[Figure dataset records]

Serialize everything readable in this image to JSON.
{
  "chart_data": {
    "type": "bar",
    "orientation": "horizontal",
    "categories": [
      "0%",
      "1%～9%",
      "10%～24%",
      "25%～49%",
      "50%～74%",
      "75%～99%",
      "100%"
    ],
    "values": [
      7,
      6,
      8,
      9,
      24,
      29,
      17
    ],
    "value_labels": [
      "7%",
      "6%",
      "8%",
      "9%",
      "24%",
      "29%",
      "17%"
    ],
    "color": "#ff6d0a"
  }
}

§ **Stated problem**
Using the exact wording, write out all of the records.

§ **The reply**
Serialize everything readable in this image to JSON.
{
  "chart_data": {
    "type": "bar",
    "orientation": "horizontal",
    "categories": [
      "0%",
      "1%～9%",
      "10%～24%",
      "25%～49%",
      "50%～74%",
      "75%～99%",
      "100%"
    ],
    "values": [
      7,
      6,
      8,
      9,
      24,
      29,
      17
    ],
    "value_labels": [
      "7%",
      "6%",
      "8%",
      "9%",
      "24%",
      "29%",
      "17%"
    ],
    "color": "#ff6d0a"
  }
}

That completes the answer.